Start Records provided
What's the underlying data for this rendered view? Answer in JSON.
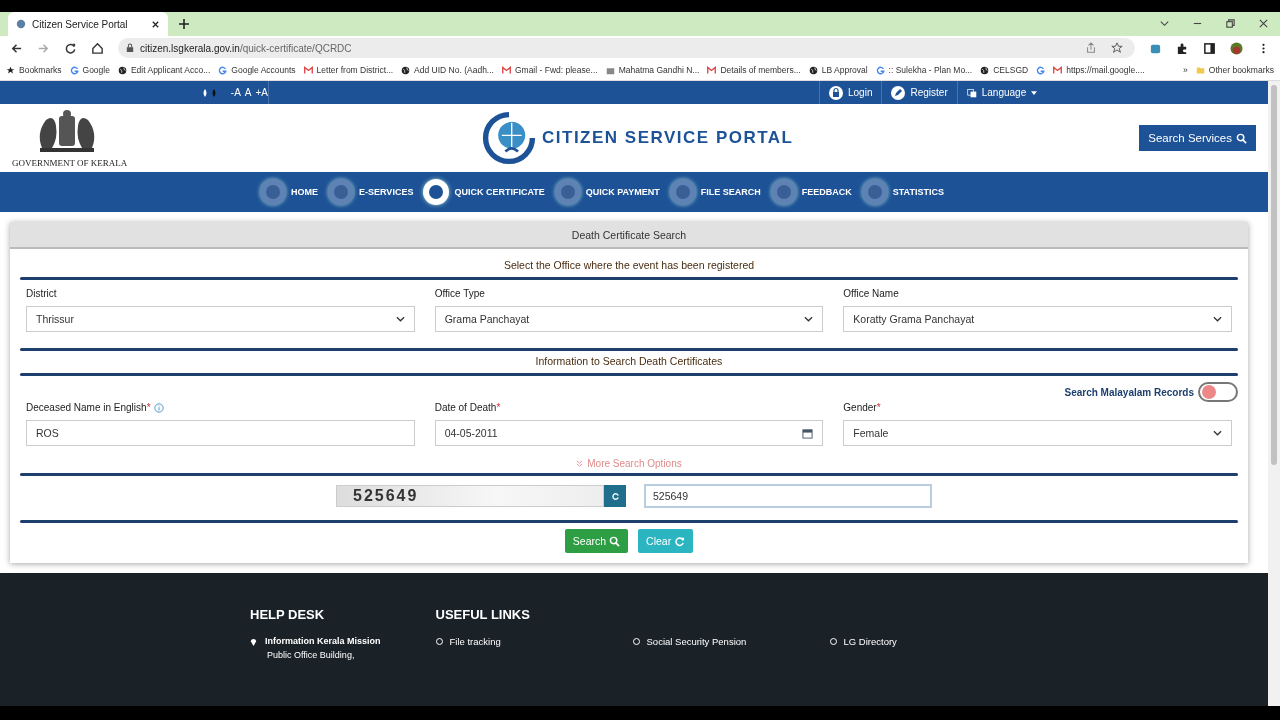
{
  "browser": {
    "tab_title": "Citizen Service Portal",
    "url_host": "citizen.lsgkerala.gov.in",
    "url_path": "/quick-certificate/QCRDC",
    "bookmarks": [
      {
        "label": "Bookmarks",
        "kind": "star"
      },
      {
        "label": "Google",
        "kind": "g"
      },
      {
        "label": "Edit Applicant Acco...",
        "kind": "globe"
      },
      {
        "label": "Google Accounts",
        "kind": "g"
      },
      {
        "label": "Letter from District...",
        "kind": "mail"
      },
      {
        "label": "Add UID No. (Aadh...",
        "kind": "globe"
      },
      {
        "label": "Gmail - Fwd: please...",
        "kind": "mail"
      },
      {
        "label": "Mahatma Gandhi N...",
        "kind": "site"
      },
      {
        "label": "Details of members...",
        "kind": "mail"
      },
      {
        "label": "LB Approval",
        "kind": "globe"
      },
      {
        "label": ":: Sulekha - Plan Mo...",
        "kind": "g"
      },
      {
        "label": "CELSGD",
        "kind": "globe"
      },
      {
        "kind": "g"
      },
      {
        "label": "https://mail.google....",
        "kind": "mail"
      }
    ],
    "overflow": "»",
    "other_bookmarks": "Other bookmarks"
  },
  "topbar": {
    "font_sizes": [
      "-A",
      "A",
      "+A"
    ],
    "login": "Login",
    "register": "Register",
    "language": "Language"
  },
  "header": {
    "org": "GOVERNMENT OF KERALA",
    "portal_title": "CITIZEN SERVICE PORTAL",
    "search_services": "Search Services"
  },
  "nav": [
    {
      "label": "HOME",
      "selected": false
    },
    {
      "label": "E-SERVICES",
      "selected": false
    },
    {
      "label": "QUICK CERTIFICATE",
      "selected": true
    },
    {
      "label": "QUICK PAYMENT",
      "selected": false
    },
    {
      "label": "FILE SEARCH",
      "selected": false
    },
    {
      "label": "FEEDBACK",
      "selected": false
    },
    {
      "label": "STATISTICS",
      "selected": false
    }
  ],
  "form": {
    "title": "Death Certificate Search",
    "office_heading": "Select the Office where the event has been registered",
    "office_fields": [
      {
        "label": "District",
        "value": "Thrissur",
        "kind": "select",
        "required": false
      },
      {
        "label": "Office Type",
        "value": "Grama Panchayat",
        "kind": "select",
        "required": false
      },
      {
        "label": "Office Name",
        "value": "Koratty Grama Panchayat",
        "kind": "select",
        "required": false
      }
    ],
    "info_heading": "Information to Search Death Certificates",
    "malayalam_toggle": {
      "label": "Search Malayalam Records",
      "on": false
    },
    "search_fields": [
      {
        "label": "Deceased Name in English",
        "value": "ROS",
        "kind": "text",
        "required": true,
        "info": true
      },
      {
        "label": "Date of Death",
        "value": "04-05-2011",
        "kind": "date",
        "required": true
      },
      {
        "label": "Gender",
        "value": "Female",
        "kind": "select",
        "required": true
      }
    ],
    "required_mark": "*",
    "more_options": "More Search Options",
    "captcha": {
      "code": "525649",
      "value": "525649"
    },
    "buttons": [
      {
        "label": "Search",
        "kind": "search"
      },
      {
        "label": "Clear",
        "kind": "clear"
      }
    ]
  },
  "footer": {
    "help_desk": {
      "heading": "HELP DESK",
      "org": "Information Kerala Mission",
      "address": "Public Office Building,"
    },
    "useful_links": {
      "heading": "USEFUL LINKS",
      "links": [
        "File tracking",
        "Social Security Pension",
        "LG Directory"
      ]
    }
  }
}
End Records provided
» **Objective**: Look through the entries above; copy every line holding the string "Grama".

» **Answer below**:
        "value": "Grama Panchayat",
        "value": "Koratty Grama Panchayat",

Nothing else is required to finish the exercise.